(Dataset listings of figures):
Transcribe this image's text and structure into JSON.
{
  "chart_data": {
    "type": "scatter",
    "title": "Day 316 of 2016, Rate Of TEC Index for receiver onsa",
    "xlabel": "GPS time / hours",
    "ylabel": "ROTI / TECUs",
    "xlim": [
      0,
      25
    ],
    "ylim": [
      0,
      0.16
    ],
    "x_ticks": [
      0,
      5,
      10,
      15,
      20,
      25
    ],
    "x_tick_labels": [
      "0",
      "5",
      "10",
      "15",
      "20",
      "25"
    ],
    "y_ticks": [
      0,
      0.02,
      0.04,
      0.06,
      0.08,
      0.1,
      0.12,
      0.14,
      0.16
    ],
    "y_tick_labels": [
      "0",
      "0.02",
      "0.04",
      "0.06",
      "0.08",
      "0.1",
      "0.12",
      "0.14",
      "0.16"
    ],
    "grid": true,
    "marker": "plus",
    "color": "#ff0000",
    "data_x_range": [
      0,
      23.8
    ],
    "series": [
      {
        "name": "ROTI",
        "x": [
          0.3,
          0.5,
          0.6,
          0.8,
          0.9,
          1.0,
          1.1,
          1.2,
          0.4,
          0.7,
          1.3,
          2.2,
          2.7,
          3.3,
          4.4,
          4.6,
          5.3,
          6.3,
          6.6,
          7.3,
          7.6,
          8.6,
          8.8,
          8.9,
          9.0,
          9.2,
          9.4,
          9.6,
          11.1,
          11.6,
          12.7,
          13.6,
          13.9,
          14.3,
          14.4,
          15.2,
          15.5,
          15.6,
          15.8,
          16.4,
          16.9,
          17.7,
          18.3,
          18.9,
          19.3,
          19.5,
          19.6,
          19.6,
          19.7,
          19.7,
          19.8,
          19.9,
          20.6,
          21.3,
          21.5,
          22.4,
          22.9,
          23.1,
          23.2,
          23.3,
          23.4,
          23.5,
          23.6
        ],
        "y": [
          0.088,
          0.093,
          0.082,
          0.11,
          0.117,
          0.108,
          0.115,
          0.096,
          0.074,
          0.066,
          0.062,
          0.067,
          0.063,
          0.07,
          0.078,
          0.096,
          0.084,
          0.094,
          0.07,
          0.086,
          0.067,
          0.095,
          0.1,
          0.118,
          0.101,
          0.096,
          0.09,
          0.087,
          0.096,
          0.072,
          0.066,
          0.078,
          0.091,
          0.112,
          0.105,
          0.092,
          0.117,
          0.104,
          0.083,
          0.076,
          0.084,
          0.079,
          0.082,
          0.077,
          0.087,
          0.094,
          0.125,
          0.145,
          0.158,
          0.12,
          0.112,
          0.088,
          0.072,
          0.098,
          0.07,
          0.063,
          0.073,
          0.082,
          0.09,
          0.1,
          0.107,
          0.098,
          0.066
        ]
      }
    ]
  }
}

(TASK PROMPT):
Output all preceding records character for character.

(FINAL RESULT):
Transcribe this image's text and structure into JSON.
{
  "chart_data": {
    "type": "scatter",
    "title": "Day 316 of 2016, Rate Of TEC Index for receiver onsa",
    "xlabel": "GPS time / hours",
    "ylabel": "ROTI / TECUs",
    "xlim": [
      0,
      25
    ],
    "ylim": [
      0,
      0.16
    ],
    "x_ticks": [
      0,
      5,
      10,
      15,
      20,
      25
    ],
    "x_tick_labels": [
      "0",
      "5",
      "10",
      "15",
      "20",
      "25"
    ],
    "y_ticks": [
      0,
      0.02,
      0.04,
      0.06,
      0.08,
      0.1,
      0.12,
      0.14,
      0.16
    ],
    "y_tick_labels": [
      "0",
      "0.02",
      "0.04",
      "0.06",
      "0.08",
      "0.1",
      "0.12",
      "0.14",
      "0.16"
    ],
    "grid": true,
    "marker": "plus",
    "color": "#ff0000",
    "data_x_range": [
      0,
      23.8
    ],
    "series": [
      {
        "name": "ROTI",
        "x": [
          0.3,
          0.5,
          0.6,
          0.8,
          0.9,
          1.0,
          1.1,
          1.2,
          0.4,
          0.7,
          1.3,
          2.2,
          2.7,
          3.3,
          4.4,
          4.6,
          5.3,
          6.3,
          6.6,
          7.3,
          7.6,
          8.6,
          8.8,
          8.9,
          9.0,
          9.2,
          9.4,
          9.6,
          11.1,
          11.6,
          12.7,
          13.6,
          13.9,
          14.3,
          14.4,
          15.2,
          15.5,
          15.6,
          15.8,
          16.4,
          16.9,
          17.7,
          18.3,
          18.9,
          19.3,
          19.5,
          19.6,
          19.6,
          19.7,
          19.7,
          19.8,
          19.9,
          20.6,
          21.3,
          21.5,
          22.4,
          22.9,
          23.1,
          23.2,
          23.3,
          23.4,
          23.5,
          23.6
        ],
        "y": [
          0.088,
          0.093,
          0.082,
          0.11,
          0.117,
          0.108,
          0.115,
          0.096,
          0.074,
          0.066,
          0.062,
          0.067,
          0.063,
          0.07,
          0.078,
          0.096,
          0.084,
          0.094,
          0.07,
          0.086,
          0.067,
          0.095,
          0.1,
          0.118,
          0.101,
          0.096,
          0.09,
          0.087,
          0.096,
          0.072,
          0.066,
          0.078,
          0.091,
          0.112,
          0.105,
          0.092,
          0.117,
          0.104,
          0.083,
          0.076,
          0.084,
          0.079,
          0.082,
          0.077,
          0.087,
          0.094,
          0.125,
          0.145,
          0.158,
          0.12,
          0.112,
          0.088,
          0.072,
          0.098,
          0.07,
          0.063,
          0.073,
          0.082,
          0.09,
          0.1,
          0.107,
          0.098,
          0.066
        ]
      }
    ]
  }
}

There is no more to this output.